Property and Attribute Naming

The naming of properties can be found within BS 8541-4, which requires the use of CamelCase (just like Hashtag writing #CamelCaseMakesItEasierToRead) and an indication of the data type expected.  For example, if you take a look at the properties I have used from my previous post on Classical Conditioning three properties were being focused on:

AssessmentDate, when the assessment was completed YYYY-MM-DD;
AssessmentDescription, qualiative description of the assessment; and
AssessmentCondition, the condition:  Very Poor, Poor, Adequate, Good, or AsNew.

By suffixing Assessment with ‘Date’, ‘Description’, or ‘Condition’, it suggests the data type that should be expected to populate each property.  Luckily for me, all the properties I have used are available in the IFC Schema.  However, if I ever found I was lacking, this convention is how I would create those additional properties.

SUPPLIED RECORDS

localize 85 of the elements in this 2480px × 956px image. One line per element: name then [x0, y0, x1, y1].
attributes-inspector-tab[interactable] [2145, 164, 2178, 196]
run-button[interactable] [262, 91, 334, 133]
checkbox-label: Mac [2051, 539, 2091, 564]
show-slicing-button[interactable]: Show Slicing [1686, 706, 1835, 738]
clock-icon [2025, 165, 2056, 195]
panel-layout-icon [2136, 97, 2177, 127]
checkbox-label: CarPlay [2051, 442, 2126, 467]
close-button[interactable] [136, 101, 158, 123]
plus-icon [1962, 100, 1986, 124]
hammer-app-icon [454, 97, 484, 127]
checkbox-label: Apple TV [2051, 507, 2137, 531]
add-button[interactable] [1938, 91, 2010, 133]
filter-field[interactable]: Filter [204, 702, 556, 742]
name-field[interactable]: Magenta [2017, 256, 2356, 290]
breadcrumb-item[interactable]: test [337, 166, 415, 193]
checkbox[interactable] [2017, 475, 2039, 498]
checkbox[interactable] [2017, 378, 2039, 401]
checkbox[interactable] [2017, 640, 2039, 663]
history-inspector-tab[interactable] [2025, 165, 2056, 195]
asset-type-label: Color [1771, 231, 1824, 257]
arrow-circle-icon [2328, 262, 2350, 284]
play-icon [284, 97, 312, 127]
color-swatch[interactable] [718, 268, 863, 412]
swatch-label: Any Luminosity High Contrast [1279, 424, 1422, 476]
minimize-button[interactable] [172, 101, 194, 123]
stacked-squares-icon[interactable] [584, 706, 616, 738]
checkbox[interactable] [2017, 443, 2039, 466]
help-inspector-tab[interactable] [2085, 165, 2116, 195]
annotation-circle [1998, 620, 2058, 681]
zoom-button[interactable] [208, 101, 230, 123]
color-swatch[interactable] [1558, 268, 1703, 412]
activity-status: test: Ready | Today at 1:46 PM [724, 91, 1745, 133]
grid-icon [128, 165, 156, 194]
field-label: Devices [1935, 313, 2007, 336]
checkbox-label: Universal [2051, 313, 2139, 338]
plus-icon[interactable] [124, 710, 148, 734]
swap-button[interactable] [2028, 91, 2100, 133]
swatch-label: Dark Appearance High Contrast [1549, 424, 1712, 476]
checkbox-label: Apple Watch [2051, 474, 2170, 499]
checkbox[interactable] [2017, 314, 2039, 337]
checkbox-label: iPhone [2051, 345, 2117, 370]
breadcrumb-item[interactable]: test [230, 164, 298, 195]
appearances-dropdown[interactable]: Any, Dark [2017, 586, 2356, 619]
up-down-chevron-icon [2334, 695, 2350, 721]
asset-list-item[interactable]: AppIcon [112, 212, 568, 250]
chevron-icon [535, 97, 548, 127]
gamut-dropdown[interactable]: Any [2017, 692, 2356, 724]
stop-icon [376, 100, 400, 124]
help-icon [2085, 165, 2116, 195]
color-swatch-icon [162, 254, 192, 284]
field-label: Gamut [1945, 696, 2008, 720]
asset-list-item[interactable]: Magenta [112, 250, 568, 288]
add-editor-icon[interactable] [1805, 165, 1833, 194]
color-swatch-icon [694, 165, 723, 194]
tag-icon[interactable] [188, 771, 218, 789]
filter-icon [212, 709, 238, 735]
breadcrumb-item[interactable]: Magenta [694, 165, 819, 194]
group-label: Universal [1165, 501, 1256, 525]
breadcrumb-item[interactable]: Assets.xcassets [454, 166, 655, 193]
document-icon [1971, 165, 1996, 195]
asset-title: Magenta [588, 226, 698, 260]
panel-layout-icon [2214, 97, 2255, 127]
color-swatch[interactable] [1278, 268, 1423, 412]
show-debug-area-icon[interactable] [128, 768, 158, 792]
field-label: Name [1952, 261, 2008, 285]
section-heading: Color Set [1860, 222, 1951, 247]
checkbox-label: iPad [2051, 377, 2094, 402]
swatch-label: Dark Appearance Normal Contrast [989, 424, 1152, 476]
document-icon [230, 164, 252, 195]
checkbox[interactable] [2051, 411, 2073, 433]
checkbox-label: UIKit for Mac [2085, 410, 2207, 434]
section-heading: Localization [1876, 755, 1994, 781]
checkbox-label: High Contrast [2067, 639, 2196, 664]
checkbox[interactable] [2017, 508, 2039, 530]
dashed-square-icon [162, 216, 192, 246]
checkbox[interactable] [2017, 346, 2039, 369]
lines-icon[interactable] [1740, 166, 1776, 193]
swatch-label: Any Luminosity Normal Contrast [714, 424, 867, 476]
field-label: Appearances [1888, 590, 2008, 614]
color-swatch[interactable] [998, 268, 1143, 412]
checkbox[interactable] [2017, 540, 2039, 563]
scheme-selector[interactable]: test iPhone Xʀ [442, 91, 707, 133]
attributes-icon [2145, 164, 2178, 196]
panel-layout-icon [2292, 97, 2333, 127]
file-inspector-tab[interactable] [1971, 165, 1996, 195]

REQUIRED ACTIONS
• A. Return, copied word for word, the part of the text on property and attribute naming that opens with the words containing "The naming of" and closes with "those additional properties.".
• B. List the condition values that the text on property and attribute naming gives for AssessmentCondition.
• C. Extend the text on property and attribute naming from where it stops.

RESPONSES PER TASK
• A.
The naming of properties can be found within BS 8541-4, which requires the use of CamelCase (just like Hashtag writing #CamelCaseMakesItEasierToRead) and an indication of the data type expected.  For example, if you take a look at the properties I have used from my previous post on Classical Conditioning three properties were being focused on:

AssessmentDate, when the assessment was completed YYYY-MM-DD;
AssessmentDescription, qualiative description of the assessment; and
AssessmentCondition, the condition:  Very Poor, Poor, Adequate, Good, or AsNew.

By suffixing Assessment with ‘Date’, ‘Description’, or ‘Condition’, it suggests the data type that should be expected to populate each property.  Luckily for me, all the properties I have used are available in the IFC Schema.  However, if I ever found I was lacking, this convention is how I would create those additional properties.

• B. Very Poor, Poor, Adequate, Good, AsNew

• C.
Title block Naming

The naming (referred to as designation) of title blocks can be found ISO 5457, which is as follows:

Title blocks:  <Descr.>-<Standard>-<Size><Trimmed>-<Material>-<Side>-<Pattern*>

This has already been applied to my title blocks when I formed my original templates

Title Block.JPG


Text Naming

The naming (referred to as designation) of text styles can be found within ISO 3098-0, which is as follows:

Text Styles:  “Lettering ISO 3098-1” – <Type> <Spacing><Incline><Alphabet> – <Size>

This text style naming convention has now been applied to my graphical models. However, due to Revit’s vile terrible horrible improving text formatting capability, I have to include an additional field to indicate whether the text is bold, italic, or underlined as a suffix.



Line Naming

The naming (referred to as designation) of line styles can be found within ISO 128-20, which is as follows:

Line styles:  “LineISO128-20” – <Type> x <Width> / <Colour*>

However, Revit annoyingly unfortunately doesn’t allow you to rename system line styles. While I could recreate all my lines styles following this convention, I do not consider this worthwhile.  If/when I need to create specific line styles, those user-defined line styles will follow this naming convention.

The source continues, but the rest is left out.